■ EXERCISE INSTRUCTIONS
Give only the number of lines in the data that include the string "相市第一幼儿园".

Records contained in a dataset

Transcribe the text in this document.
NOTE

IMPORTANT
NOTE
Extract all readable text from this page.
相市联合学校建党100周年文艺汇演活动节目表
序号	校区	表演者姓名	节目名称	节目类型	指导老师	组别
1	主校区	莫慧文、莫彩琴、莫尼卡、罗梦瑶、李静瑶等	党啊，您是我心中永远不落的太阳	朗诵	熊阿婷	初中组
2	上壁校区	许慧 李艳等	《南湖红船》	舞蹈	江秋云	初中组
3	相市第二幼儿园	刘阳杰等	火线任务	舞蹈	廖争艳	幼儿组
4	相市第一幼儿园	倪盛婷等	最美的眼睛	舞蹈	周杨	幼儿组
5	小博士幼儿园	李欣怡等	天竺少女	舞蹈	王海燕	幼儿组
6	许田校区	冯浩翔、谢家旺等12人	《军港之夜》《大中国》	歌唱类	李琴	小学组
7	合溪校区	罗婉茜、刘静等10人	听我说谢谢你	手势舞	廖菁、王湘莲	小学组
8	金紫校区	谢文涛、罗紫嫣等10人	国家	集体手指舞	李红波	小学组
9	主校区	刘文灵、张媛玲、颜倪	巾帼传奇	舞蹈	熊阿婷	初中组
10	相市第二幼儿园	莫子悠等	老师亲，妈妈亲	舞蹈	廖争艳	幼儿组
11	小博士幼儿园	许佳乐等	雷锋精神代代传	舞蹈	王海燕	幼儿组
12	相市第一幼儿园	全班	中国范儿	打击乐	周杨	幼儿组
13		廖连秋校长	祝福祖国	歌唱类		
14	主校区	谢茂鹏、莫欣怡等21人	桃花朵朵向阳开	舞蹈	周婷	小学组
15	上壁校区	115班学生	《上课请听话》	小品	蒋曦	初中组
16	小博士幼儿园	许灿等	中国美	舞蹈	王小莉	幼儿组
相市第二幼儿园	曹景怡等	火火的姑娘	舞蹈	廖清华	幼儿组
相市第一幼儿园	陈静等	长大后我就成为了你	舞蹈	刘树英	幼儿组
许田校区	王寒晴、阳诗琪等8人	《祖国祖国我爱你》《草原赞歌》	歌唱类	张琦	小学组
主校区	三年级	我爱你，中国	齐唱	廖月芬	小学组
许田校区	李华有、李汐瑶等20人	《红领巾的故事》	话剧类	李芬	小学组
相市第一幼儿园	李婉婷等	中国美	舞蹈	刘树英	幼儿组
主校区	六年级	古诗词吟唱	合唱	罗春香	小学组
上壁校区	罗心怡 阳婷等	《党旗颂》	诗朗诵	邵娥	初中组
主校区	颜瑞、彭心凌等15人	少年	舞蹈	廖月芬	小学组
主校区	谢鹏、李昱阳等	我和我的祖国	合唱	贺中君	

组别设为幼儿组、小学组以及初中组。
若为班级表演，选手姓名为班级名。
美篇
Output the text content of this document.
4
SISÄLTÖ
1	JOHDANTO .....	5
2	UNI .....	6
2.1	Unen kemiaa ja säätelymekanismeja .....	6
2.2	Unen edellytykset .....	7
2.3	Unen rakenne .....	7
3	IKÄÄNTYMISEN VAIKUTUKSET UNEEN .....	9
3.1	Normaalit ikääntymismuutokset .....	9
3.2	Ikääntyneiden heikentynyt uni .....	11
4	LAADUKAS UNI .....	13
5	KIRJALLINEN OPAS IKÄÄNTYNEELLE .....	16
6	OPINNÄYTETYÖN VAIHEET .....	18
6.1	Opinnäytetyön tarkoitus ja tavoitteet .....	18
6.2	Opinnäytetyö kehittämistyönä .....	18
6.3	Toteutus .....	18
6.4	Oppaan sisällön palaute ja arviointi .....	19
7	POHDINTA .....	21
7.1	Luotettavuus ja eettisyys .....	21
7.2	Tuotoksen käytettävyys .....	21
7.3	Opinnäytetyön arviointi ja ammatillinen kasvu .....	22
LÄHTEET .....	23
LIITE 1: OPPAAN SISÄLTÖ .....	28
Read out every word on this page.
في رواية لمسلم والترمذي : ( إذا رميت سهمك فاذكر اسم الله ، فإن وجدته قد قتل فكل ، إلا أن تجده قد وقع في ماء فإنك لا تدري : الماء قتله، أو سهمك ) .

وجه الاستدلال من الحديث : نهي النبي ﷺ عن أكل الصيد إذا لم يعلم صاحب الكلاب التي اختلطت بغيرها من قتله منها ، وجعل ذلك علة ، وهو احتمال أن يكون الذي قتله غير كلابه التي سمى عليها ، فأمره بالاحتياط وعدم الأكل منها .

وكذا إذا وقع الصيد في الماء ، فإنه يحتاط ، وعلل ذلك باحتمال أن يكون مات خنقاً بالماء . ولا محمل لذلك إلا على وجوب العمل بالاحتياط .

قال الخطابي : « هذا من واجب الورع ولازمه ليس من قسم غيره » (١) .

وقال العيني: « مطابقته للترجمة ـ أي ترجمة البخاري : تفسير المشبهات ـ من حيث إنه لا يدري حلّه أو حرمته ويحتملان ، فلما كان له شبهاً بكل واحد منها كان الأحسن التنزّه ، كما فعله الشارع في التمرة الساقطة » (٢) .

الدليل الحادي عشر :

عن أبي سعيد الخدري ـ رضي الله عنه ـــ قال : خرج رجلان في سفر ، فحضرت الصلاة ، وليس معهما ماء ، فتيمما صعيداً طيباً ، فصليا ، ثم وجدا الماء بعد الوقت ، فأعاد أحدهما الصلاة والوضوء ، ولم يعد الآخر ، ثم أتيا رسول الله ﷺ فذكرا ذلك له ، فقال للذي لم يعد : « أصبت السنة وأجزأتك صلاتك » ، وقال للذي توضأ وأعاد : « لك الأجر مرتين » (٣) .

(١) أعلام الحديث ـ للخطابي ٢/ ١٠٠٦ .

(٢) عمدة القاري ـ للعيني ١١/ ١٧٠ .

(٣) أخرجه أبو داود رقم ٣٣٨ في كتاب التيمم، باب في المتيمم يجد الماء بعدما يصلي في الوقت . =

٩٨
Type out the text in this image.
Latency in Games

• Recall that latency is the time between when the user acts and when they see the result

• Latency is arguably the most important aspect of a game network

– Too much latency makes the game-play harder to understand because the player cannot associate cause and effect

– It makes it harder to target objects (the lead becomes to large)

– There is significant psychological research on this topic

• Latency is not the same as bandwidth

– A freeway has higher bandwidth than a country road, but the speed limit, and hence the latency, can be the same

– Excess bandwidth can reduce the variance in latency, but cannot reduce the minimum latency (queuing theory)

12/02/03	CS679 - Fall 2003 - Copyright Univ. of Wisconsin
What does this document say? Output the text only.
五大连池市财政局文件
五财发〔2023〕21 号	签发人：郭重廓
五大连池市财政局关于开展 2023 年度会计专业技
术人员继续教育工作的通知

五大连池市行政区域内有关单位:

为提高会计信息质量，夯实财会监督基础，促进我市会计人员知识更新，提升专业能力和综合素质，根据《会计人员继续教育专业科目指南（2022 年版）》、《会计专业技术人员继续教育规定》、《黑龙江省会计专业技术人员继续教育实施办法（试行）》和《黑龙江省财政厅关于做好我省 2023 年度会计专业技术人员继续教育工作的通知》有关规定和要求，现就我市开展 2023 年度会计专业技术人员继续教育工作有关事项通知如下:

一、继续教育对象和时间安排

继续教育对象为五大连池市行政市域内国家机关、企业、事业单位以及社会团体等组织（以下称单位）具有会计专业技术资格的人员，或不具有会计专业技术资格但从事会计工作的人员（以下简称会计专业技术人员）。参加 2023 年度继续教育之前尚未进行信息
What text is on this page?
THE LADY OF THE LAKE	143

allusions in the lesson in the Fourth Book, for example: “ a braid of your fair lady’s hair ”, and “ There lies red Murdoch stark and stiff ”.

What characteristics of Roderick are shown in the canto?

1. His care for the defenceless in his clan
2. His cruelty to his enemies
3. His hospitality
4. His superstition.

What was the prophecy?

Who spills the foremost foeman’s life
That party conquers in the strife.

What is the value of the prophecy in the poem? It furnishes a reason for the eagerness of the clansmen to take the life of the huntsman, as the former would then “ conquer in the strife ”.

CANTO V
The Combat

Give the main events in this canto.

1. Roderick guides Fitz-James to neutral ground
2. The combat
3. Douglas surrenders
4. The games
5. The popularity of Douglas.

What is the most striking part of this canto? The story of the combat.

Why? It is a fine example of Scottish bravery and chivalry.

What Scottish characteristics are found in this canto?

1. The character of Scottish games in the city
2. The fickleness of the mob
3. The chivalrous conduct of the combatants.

■ SOLUTION TO THE PROBLEM
4